*EXERCISE TASK:*
Reproduce every line of the data below word for word, keeping each one unchanged.

##### LISTED RECORDS #####

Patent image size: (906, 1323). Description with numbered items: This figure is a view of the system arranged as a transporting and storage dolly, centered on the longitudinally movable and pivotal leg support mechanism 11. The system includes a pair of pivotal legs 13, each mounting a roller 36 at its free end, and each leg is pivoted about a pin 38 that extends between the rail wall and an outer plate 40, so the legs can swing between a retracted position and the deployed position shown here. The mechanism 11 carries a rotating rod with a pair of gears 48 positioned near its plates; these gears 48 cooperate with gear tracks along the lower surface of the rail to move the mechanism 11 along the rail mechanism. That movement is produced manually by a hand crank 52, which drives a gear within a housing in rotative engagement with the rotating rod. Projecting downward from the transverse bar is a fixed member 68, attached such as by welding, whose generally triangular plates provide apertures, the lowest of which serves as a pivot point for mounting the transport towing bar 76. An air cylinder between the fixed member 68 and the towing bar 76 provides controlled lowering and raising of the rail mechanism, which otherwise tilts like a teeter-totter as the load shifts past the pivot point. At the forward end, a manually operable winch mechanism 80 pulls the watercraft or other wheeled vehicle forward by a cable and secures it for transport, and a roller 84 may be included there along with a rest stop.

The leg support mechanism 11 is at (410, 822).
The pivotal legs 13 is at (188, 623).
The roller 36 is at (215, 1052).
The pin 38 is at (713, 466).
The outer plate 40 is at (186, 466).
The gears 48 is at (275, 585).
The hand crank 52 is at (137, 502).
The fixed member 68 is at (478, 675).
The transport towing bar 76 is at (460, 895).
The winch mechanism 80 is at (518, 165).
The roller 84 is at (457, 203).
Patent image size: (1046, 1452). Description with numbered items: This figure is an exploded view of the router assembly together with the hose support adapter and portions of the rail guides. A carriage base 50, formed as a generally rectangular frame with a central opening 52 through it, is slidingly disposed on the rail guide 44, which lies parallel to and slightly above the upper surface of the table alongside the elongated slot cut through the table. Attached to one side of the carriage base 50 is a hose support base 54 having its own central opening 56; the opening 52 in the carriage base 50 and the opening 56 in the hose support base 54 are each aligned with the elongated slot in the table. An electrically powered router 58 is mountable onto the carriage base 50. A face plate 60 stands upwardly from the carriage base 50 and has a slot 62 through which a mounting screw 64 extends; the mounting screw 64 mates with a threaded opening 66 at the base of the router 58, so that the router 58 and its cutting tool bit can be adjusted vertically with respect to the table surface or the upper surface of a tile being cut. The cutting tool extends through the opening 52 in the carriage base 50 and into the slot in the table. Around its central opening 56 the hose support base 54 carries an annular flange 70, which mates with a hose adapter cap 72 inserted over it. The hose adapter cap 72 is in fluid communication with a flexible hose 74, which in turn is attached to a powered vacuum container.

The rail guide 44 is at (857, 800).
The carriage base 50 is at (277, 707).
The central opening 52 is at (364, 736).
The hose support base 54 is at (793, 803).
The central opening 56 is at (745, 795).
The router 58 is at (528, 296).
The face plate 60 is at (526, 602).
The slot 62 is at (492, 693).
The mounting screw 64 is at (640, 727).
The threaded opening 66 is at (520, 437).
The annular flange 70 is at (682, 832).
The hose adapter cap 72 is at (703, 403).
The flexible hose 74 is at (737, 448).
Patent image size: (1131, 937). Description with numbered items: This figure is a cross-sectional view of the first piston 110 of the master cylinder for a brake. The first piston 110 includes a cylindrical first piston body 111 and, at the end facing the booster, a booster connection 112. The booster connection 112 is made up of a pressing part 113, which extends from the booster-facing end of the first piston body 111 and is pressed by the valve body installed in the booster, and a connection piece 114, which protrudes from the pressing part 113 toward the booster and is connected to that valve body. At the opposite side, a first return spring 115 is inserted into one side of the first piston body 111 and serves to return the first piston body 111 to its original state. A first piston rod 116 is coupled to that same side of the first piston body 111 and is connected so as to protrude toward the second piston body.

#####

*CORRECT RESULT:*
Patent image size: (906, 1323). Description with numbered items: This figure is a view of the system arranged as a transporting and storage dolly, centered on the longitudinally movable and pivotal leg support mechanism 11. The system includes a pair of pivotal legs 13, each mounting a roller 36 at its free end, and each leg is pivoted about a pin 38 that extends between the rail wall and an outer plate 40, so the legs can swing between a retracted position and the deployed position shown here. The mechanism 11 carries a rotating rod with a pair of gears 48 positioned near its plates; these gears 48 cooperate with gear tracks along the lower surface of the rail to move the mechanism 11 along the rail mechanism. That movement is produced manually by a hand crank 52, which drives a gear within a housing in rotative engagement with the rotating rod. Projecting downward from the transverse bar is a fixed member 68, attached such as by welding, whose generally triangular plates provide apertures, the lowest of which serves as a pivot point for mounting the transport towing bar 76. An air cylinder between the fixed member 68 and the towing bar 76 provides controlled lowering and raising of the rail mechanism, which otherwise tilts like a teeter-totter as the load shifts past the pivot point. At the forward end, a manually operable winch mechanism 80 pulls the watercraft or other wheeled vehicle forward by a cable and secures it for transport, and a roller 84 may be included there along with a rest stop.

The leg support mechanism 11 is at (410, 822).
The pivotal legs 13 is at (188, 623).
The roller 36 is at (215, 1052).
The pin 38 is at (713, 466).
The outer plate 40 is at (186, 466).
The gears 48 is at (275, 585).
The hand crank 52 is at (137, 502).
The fixed member 68 is at (478, 675).
The transport towing bar 76 is at (460, 895).
The winch mechanism 80 is at (518, 165).
The roller 84 is at (457, 203).
Patent image size: (1046, 1452). Description with numbered items: This figure is an exploded view of the router assembly together with the hose support adapter and portions of the rail guides. A carriage base 50, formed as a generally rectangular frame with a central opening 52 through it, is slidingly disposed on the rail guide 44, which lies parallel to and slightly above the upper surface of the table alongside the elongated slot cut through the table. Attached to one side of the carriage base 50 is a hose support base 54 having its own central opening 56; the opening 52 in the carriage base 50 and the opening 56 in the hose support base 54 are each aligned with the elongated slot in the table. An electrically powered router 58 is mountable onto the carriage base 50. A face plate 60 stands upwardly from the carriage base 50 and has a slot 62 through which a mounting screw 64 extends; the mounting screw 64 mates with a threaded opening 66 at the base of the router 58, so that the router 58 and its cutting tool bit can be adjusted vertically with respect to the table surface or the upper surface of a tile being cut. The cutting tool extends through the opening 52 in the carriage base 50 and into the slot in the table. Around its central opening 56 the hose support base 54 carries an annular flange 70, which mates with a hose adapter cap 72 inserted over it. The hose adapter cap 72 is in fluid communication with a flexible hose 74, which in turn is attached to a powered vacuum container.

The rail guide 44 is at (857, 800).
The carriage base 50 is at (277, 707).
The central opening 52 is at (364, 736).
The hose support base 54 is at (793, 803).
The central opening 56 is at (745, 795).
The router 58 is at (528, 296).
The face plate 60 is at (526, 602).
The slot 62 is at (492, 693).
The mounting screw 64 is at (640, 727).
The threaded opening 66 is at (520, 437).
The annular flange 70 is at (682, 832).
The hose adapter cap 72 is at (703, 403).
The flexible hose 74 is at (737, 448).
Patent image size: (1131, 937). Description with numbered items: This figure is a cross-sectional view of the first piston 110 of the master cylinder for a brake. The first piston 110 includes a cylindrical first piston body 111 and, at the end facing the booster, a booster connection 112. The booster connection 112 is made up of a pressing part 113, which extends from the booster-facing end of the first piston body 111 and is pressed by the valve body installed in the booster, and a connection piece 114, which protrudes from the pressing part 113 toward the booster and is connected to that valve body. At the opposite side, a first return spring 115 is inserted into one side of the first piston body 111 and serves to return the first piston body 111 to its original state. A first piston rod 116 is coupled to that same side of the first piston body 111 and is connected so as to protrude toward the second piston body.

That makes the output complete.